GIVEN EXERCISE
Count the lines in the entries below that include the word "alma". Give nothing but the number.

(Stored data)
—————

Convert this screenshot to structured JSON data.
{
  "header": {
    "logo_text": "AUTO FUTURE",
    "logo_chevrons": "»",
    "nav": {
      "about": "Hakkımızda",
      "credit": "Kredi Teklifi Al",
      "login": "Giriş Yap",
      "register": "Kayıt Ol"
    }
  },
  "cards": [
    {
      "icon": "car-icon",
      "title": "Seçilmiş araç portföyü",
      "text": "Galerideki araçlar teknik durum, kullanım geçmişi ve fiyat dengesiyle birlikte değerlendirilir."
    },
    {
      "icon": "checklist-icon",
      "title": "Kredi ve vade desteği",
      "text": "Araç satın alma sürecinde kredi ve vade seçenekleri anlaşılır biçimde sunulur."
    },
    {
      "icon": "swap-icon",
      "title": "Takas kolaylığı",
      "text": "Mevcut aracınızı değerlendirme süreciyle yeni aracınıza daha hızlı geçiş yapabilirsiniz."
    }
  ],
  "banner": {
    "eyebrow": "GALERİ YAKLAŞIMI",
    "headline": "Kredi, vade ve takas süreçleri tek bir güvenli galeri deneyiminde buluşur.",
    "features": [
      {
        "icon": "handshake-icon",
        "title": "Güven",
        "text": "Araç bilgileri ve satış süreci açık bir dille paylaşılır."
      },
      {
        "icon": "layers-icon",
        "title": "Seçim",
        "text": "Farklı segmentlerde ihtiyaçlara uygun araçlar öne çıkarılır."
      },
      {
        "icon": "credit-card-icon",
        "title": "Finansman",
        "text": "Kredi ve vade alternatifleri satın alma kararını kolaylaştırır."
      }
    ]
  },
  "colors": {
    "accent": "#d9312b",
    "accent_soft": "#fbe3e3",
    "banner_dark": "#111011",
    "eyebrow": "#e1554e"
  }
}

—————

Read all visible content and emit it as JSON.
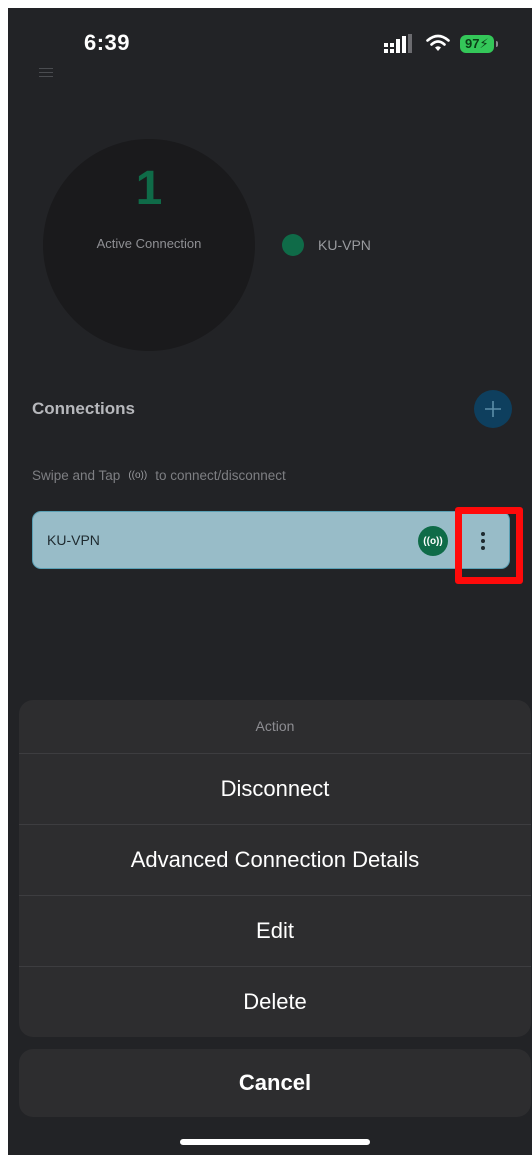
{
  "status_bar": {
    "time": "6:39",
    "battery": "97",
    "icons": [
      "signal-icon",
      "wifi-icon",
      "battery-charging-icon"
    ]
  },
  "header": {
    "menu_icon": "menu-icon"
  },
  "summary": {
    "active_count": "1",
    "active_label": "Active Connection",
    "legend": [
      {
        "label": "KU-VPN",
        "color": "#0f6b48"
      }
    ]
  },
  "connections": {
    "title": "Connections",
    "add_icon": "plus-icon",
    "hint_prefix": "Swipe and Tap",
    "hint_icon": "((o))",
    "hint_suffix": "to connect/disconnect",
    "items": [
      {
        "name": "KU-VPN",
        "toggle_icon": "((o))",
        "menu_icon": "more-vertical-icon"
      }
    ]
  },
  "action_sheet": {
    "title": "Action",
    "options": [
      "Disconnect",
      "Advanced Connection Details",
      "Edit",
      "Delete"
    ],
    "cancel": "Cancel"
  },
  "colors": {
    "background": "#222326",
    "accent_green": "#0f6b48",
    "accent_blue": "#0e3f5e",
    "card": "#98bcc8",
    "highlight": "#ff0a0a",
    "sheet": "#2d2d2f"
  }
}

—————

RESULT OF THE EXERCISE
2